[TO BE DONE] Write out the full set of records below exactly.

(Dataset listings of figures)
**********
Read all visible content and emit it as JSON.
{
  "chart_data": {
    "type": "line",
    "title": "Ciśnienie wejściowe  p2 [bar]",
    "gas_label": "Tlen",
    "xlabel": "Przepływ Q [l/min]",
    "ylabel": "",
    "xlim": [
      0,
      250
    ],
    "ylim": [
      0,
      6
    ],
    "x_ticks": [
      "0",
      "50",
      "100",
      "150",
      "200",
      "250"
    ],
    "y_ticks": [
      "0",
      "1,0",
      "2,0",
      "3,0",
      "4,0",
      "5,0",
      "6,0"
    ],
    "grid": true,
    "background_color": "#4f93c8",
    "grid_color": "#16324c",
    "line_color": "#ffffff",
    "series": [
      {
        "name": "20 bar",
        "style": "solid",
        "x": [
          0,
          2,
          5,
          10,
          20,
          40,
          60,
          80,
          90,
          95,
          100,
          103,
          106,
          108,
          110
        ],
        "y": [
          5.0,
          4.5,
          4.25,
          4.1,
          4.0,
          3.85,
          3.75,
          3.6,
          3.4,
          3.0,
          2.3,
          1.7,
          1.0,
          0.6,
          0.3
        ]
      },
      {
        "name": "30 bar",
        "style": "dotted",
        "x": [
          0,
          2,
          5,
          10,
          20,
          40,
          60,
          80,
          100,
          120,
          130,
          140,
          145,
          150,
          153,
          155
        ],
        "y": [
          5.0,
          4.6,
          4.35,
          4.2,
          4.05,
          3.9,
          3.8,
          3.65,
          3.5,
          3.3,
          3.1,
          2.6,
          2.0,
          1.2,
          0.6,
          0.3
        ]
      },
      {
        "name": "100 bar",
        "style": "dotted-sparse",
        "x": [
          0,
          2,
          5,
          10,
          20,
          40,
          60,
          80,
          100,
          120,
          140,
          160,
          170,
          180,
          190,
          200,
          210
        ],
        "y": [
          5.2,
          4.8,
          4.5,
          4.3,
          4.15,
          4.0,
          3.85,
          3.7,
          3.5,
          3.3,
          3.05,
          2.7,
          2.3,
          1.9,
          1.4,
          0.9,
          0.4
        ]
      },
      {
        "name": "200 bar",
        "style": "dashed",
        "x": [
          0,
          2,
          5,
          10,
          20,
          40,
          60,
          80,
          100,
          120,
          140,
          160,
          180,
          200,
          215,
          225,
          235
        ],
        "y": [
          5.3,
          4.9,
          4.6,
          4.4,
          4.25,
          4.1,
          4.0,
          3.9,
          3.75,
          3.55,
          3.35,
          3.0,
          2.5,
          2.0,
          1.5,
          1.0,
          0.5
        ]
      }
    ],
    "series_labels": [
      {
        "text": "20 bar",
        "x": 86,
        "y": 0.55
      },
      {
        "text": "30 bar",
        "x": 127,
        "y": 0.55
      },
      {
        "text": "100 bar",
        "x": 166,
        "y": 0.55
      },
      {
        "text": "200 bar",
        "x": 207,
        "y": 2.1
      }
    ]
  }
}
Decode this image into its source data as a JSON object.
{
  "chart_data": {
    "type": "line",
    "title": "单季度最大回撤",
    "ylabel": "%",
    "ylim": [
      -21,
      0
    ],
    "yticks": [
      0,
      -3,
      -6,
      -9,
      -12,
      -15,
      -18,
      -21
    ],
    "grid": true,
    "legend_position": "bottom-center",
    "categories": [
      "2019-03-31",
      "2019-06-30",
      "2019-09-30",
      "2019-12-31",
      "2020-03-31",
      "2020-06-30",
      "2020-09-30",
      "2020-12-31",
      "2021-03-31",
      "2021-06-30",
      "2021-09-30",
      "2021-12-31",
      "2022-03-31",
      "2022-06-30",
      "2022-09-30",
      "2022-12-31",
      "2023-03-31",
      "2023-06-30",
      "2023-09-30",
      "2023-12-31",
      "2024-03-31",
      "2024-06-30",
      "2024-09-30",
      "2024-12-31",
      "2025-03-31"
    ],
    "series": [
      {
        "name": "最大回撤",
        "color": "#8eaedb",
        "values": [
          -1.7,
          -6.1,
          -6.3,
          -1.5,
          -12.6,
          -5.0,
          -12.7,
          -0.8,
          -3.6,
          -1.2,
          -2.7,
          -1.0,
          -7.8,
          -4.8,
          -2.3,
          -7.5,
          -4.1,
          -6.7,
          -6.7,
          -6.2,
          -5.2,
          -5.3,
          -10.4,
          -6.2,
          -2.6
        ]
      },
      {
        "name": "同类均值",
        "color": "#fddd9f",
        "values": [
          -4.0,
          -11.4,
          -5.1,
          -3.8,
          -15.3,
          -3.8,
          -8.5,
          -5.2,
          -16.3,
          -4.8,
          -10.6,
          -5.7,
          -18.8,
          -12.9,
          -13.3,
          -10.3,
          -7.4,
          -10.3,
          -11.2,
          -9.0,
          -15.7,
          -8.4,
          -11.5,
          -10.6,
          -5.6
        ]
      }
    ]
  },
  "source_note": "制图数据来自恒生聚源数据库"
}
**********
[CORRECT ANSWER]
Read all visible content and emit it as JSON.
{
  "chart_data": {
    "type": "line",
    "title": "Ciśnienie wejściowe  p2 [bar]",
    "gas_label": "Tlen",
    "xlabel": "Przepływ Q [l/min]",
    "ylabel": "",
    "xlim": [
      0,
      250
    ],
    "ylim": [
      0,
      6
    ],
    "x_ticks": [
      "0",
      "50",
      "100",
      "150",
      "200",
      "250"
    ],
    "y_ticks": [
      "0",
      "1,0",
      "2,0",
      "3,0",
      "4,0",
      "5,0",
      "6,0"
    ],
    "grid": true,
    "background_color": "#4f93c8",
    "grid_color": "#16324c",
    "line_color": "#ffffff",
    "series": [
      {
        "name": "20 bar",
        "style": "solid",
        "x": [
          0,
          2,
          5,
          10,
          20,
          40,
          60,
          80,
          90,
          95,
          100,
          103,
          106,
          108,
          110
        ],
        "y": [
          5.0,
          4.5,
          4.25,
          4.1,
          4.0,
          3.85,
          3.75,
          3.6,
          3.4,
          3.0,
          2.3,
          1.7,
          1.0,
          0.6,
          0.3
        ]
      },
      {
        "name": "30 bar",
        "style": "dotted",
        "x": [
          0,
          2,
          5,
          10,
          20,
          40,
          60,
          80,
          100,
          120,
          130,
          140,
          145,
          150,
          153,
          155
        ],
        "y": [
          5.0,
          4.6,
          4.35,
          4.2,
          4.05,
          3.9,
          3.8,
          3.65,
          3.5,
          3.3,
          3.1,
          2.6,
          2.0,
          1.2,
          0.6,
          0.3
        ]
      },
      {
        "name": "100 bar",
        "style": "dotted-sparse",
        "x": [
          0,
          2,
          5,
          10,
          20,
          40,
          60,
          80,
          100,
          120,
          140,
          160,
          170,
          180,
          190,
          200,
          210
        ],
        "y": [
          5.2,
          4.8,
          4.5,
          4.3,
          4.15,
          4.0,
          3.85,
          3.7,
          3.5,
          3.3,
          3.05,
          2.7,
          2.3,
          1.9,
          1.4,
          0.9,
          0.4
        ]
      },
      {
        "name": "200 bar",
        "style": "dashed",
        "x": [
          0,
          2,
          5,
          10,
          20,
          40,
          60,
          80,
          100,
          120,
          140,
          160,
          180,
          200,
          215,
          225,
          235
        ],
        "y": [
          5.3,
          4.9,
          4.6,
          4.4,
          4.25,
          4.1,
          4.0,
          3.9,
          3.75,
          3.55,
          3.35,
          3.0,
          2.5,
          2.0,
          1.5,
          1.0,
          0.5
        ]
      }
    ],
    "series_labels": [
      {
        "text": "20 bar",
        "x": 86,
        "y": 0.55
      },
      {
        "text": "30 bar",
        "x": 127,
        "y": 0.55
      },
      {
        "text": "100 bar",
        "x": 166,
        "y": 0.55
      },
      {
        "text": "200 bar",
        "x": 207,
        "y": 2.1
      }
    ]
  }
}
Decode this image into its source data as a JSON object.
{
  "chart_data": {
    "type": "line",
    "title": "单季度最大回撤",
    "ylabel": "%",
    "ylim": [
      -21,
      0
    ],
    "yticks": [
      0,
      -3,
      -6,
      -9,
      -12,
      -15,
      -18,
      -21
    ],
    "grid": true,
    "legend_position": "bottom-center",
    "categories": [
      "2019-03-31",
      "2019-06-30",
      "2019-09-30",
      "2019-12-31",
      "2020-03-31",
      "2020-06-30",
      "2020-09-30",
      "2020-12-31",
      "2021-03-31",
      "2021-06-30",
      "2021-09-30",
      "2021-12-31",
      "2022-03-31",
      "2022-06-30",
      "2022-09-30",
      "2022-12-31",
      "2023-03-31",
      "2023-06-30",
      "2023-09-30",
      "2023-12-31",
      "2024-03-31",
      "2024-06-30",
      "2024-09-30",
      "2024-12-31",
      "2025-03-31"
    ],
    "series": [
      {
        "name": "最大回撤",
        "color": "#8eaedb",
        "values": [
          -1.7,
          -6.1,
          -6.3,
          -1.5,
          -12.6,
          -5.0,
          -12.7,
          -0.8,
          -3.6,
          -1.2,
          -2.7,
          -1.0,
          -7.8,
          -4.8,
          -2.3,
          -7.5,
          -4.1,
          -6.7,
          -6.7,
          -6.2,
          -5.2,
          -5.3,
          -10.4,
          -6.2,
          -2.6
        ]
      },
      {
        "name": "同类均值",
        "color": "#fddd9f",
        "values": [
          -4.0,
          -11.4,
          -5.1,
          -3.8,
          -15.3,
          -3.8,
          -8.5,
          -5.2,
          -16.3,
          -4.8,
          -10.6,
          -5.7,
          -18.8,
          -12.9,
          -13.3,
          -10.3,
          -7.4,
          -10.3,
          -11.2,
          -9.0,
          -15.7,
          -8.4,
          -11.5,
          -10.6,
          -5.6
        ]
      }
    ]
  },
  "source_note": "制图数据来自恒生聚源数据库"
}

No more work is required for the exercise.